### Record excerpts ###

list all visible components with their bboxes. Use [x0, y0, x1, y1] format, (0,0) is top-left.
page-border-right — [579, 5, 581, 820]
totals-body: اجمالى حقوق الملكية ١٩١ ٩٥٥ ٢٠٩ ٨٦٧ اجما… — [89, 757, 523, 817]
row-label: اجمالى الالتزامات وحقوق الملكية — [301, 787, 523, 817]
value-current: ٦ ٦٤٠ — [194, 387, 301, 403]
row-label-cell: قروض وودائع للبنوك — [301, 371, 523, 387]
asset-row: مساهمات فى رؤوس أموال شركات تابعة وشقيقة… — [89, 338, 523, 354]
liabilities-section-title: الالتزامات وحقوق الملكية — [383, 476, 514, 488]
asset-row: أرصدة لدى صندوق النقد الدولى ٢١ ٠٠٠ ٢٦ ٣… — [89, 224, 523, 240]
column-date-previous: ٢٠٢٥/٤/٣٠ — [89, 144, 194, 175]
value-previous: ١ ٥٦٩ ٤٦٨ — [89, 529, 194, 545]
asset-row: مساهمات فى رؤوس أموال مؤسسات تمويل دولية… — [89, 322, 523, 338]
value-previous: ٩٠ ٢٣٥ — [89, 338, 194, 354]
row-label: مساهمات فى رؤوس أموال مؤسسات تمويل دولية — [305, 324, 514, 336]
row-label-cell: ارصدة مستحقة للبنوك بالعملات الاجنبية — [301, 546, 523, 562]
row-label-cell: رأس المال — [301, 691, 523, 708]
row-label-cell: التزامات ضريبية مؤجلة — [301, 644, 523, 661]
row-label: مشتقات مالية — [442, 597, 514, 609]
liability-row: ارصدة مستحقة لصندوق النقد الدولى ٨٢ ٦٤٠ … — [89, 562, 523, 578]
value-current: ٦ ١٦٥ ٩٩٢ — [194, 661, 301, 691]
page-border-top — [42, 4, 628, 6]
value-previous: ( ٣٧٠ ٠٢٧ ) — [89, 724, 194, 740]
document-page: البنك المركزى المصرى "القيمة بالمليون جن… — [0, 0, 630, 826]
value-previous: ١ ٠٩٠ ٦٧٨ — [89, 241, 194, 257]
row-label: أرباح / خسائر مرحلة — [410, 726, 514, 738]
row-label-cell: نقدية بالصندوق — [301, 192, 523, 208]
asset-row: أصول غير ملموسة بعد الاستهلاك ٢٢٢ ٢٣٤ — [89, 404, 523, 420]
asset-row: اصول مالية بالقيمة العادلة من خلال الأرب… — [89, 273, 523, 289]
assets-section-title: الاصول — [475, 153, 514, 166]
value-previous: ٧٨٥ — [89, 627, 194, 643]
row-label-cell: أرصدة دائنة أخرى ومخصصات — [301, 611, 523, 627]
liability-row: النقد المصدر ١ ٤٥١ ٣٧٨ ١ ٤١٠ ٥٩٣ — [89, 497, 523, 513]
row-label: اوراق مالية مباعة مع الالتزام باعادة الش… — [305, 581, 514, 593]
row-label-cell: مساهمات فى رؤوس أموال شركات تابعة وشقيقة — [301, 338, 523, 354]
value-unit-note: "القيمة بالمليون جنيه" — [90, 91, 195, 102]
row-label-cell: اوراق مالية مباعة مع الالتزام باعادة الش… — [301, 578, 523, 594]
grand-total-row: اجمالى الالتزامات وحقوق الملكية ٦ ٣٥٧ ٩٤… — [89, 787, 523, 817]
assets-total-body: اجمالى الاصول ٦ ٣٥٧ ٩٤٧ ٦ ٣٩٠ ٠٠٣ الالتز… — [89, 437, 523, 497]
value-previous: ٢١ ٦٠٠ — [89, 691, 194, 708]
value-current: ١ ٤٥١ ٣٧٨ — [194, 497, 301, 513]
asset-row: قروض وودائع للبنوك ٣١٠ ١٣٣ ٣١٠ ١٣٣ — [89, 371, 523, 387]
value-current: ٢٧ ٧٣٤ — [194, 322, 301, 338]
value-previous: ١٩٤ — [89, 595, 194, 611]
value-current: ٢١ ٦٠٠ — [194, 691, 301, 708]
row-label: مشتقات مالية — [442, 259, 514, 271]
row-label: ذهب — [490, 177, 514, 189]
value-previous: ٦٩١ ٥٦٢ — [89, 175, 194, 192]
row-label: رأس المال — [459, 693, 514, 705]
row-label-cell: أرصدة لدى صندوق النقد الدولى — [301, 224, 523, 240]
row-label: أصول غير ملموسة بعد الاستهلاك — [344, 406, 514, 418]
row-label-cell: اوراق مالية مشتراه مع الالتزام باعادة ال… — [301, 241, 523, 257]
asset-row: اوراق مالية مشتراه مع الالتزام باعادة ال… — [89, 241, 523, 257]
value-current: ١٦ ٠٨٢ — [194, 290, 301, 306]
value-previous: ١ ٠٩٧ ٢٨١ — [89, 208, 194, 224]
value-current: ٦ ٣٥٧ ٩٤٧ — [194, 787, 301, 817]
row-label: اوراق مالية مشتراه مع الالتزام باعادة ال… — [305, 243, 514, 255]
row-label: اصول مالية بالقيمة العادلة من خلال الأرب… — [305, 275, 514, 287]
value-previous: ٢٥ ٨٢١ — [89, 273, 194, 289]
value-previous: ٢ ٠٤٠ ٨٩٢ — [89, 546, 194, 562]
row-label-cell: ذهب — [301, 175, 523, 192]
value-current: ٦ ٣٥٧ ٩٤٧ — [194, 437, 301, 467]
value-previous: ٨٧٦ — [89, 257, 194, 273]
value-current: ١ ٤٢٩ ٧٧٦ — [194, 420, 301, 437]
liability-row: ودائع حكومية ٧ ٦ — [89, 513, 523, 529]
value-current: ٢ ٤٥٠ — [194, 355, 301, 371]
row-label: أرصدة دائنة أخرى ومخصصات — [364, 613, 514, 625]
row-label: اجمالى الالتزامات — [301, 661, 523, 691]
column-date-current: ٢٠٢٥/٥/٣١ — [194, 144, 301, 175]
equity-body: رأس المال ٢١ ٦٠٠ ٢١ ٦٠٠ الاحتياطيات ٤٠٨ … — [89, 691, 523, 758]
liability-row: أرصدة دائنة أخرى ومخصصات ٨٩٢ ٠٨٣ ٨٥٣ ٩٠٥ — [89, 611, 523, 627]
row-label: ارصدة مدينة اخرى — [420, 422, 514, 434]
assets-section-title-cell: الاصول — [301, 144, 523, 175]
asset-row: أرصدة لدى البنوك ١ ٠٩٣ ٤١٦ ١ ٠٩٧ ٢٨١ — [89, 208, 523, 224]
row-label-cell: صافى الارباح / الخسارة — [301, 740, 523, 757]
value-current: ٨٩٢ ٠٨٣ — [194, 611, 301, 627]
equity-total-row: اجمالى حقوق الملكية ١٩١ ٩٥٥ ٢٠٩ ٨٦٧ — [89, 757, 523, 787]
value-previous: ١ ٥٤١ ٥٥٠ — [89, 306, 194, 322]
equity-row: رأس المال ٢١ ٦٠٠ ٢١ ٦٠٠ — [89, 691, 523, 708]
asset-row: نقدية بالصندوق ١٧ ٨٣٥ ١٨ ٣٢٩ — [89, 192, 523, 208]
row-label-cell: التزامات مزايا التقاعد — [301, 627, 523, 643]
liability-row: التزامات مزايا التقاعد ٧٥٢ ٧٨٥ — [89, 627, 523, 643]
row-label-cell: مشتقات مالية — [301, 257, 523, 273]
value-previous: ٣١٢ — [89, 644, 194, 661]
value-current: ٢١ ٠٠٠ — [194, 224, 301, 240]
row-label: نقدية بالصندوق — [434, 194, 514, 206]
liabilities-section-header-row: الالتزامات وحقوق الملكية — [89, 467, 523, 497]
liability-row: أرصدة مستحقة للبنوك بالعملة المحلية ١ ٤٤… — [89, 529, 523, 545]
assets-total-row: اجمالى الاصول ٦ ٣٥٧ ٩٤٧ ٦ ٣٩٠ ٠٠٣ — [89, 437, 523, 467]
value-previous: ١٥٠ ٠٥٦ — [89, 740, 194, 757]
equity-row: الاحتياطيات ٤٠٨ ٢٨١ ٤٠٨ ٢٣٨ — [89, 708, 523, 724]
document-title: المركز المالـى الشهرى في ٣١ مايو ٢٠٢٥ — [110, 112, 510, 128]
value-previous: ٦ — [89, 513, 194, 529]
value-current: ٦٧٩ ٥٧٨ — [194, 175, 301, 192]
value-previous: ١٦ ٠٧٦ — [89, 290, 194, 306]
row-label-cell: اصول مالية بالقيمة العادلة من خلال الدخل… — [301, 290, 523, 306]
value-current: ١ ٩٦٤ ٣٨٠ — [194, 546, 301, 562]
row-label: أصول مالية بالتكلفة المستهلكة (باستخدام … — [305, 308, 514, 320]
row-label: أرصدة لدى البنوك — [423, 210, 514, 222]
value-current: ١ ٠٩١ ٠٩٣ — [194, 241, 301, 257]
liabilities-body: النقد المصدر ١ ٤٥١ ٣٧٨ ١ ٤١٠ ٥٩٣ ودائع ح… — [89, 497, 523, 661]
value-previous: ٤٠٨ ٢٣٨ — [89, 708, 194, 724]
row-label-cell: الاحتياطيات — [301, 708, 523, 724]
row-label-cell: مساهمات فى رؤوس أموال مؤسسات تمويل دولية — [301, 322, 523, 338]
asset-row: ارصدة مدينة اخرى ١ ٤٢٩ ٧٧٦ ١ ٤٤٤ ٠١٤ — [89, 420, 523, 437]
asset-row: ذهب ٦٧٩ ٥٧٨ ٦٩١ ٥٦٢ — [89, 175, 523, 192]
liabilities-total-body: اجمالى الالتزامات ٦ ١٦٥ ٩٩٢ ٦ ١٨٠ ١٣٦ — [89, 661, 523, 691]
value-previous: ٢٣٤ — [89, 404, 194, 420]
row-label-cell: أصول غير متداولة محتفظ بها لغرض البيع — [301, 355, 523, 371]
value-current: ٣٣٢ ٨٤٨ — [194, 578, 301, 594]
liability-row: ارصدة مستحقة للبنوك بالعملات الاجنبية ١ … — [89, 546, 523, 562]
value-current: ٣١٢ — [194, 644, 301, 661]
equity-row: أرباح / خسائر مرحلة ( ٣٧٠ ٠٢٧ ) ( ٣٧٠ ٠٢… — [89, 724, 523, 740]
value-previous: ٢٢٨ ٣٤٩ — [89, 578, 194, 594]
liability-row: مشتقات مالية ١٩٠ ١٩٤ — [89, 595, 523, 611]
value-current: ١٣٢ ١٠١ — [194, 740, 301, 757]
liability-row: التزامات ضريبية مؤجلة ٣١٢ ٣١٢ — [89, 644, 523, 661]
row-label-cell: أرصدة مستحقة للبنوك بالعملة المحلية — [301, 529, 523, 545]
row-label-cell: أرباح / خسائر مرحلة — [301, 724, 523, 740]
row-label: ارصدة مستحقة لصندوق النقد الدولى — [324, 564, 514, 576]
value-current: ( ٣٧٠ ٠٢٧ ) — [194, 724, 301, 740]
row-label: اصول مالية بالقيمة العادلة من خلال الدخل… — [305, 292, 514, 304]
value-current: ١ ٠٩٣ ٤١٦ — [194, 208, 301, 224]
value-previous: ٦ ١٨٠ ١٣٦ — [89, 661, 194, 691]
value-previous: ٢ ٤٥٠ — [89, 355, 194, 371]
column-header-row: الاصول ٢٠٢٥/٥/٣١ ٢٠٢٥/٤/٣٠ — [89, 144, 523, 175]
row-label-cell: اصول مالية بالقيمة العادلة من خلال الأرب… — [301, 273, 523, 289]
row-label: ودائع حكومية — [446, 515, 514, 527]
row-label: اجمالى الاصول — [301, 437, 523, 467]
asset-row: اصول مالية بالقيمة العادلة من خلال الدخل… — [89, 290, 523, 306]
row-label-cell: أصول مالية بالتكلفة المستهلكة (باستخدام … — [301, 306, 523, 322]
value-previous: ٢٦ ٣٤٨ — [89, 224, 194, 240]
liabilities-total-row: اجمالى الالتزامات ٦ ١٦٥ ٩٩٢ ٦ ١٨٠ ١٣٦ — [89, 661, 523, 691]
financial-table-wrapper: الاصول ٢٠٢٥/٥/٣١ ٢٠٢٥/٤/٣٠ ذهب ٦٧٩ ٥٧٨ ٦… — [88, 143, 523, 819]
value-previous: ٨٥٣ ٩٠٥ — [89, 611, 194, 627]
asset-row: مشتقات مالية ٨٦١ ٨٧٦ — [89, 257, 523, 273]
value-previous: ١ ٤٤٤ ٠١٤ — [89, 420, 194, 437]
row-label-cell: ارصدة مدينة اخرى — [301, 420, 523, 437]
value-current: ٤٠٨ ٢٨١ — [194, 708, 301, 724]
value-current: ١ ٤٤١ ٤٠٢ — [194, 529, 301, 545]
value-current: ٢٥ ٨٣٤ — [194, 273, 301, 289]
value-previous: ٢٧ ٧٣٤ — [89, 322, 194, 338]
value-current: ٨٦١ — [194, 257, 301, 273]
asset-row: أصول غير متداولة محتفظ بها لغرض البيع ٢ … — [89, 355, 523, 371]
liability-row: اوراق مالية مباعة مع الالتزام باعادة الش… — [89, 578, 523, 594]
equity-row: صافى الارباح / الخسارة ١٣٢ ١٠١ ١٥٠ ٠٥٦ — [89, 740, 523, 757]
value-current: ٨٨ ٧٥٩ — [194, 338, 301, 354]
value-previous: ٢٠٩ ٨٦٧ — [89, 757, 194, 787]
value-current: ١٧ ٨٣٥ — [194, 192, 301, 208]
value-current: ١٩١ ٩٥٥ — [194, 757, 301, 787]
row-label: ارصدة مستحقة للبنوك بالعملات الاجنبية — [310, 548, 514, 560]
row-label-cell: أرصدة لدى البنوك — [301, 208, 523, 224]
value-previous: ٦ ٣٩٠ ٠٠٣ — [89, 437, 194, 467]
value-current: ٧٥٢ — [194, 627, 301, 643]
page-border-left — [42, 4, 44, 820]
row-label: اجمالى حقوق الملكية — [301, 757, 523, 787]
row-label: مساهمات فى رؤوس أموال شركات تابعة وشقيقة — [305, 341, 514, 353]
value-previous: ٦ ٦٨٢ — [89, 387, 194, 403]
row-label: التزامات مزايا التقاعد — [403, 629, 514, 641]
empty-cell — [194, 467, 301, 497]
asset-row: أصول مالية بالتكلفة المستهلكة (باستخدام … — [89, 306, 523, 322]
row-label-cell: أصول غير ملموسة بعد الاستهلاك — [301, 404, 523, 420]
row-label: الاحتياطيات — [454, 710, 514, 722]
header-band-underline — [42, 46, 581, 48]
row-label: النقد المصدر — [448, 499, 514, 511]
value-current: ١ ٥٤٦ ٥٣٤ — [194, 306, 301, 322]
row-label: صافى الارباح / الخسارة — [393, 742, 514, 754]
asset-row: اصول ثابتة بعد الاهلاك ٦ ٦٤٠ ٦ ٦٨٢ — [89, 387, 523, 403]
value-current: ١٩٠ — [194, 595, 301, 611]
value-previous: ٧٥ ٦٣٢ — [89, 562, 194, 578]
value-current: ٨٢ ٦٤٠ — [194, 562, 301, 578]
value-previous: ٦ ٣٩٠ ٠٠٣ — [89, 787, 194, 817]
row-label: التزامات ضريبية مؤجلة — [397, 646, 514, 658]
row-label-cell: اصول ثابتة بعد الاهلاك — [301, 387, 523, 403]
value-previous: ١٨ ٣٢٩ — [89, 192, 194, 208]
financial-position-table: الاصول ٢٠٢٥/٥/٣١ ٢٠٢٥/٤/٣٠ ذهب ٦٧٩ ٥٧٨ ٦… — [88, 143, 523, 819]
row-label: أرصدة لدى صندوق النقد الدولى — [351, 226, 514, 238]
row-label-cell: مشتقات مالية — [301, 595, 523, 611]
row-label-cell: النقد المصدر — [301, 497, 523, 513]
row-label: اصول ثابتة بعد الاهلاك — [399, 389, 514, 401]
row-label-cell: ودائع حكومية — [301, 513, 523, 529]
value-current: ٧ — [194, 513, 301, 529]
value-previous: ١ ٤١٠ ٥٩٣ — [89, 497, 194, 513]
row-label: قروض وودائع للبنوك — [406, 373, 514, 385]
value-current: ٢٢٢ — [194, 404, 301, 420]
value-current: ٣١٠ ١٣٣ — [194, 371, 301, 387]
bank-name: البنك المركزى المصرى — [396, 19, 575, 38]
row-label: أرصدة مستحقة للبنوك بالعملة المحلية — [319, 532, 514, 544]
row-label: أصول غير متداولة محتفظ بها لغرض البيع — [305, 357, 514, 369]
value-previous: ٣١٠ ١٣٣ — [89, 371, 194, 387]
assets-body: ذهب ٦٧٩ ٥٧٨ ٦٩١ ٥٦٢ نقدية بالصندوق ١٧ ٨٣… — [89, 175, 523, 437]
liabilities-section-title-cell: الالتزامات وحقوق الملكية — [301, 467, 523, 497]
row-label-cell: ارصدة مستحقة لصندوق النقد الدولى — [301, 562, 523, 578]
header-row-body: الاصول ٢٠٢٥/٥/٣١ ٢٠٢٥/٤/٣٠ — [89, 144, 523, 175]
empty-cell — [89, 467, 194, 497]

###

- **Short exercise**: Please copy the records word for word, from the first line through the line that contains "row-label: مساهمات فى رؤوس أموال مؤسسات", and include that line.

- **Output for this exercise**:
list all visible components with their bboxes. Use [x0, y0, x1, y1] format, (0,0) is top-left.
page-border-right — [579, 5, 581, 820]
totals-body: اجمالى حقوق الملكية ١٩١ ٩٥٥ ٢٠٩ ٨٦٧ اجما… — [89, 757, 523, 817]
row-label: اجمالى الالتزامات وحقوق الملكية — [301, 787, 523, 817]
value-current: ٦ ٦٤٠ — [194, 387, 301, 403]
row-label-cell: قروض وودائع للبنوك — [301, 371, 523, 387]
asset-row: مساهمات فى رؤوس أموال شركات تابعة وشقيقة… — [89, 338, 523, 354]
liabilities-section-title: الالتزامات وحقوق الملكية — [383, 476, 514, 488]
asset-row: أرصدة لدى صندوق النقد الدولى ٢١ ٠٠٠ ٢٦ ٣… — [89, 224, 523, 240]
column-date-previous: ٢٠٢٥/٤/٣٠ — [89, 144, 194, 175]
value-previous: ١ ٥٦٩ ٤٦٨ — [89, 529, 194, 545]
asset-row: مساهمات فى رؤوس أموال مؤسسات تمويل دولية… — [89, 322, 523, 338]
value-previous: ٩٠ ٢٣٥ — [89, 338, 194, 354]
row-label: مساهمات فى رؤوس أموال مؤسسات تمويل دولية — [305, 324, 514, 336]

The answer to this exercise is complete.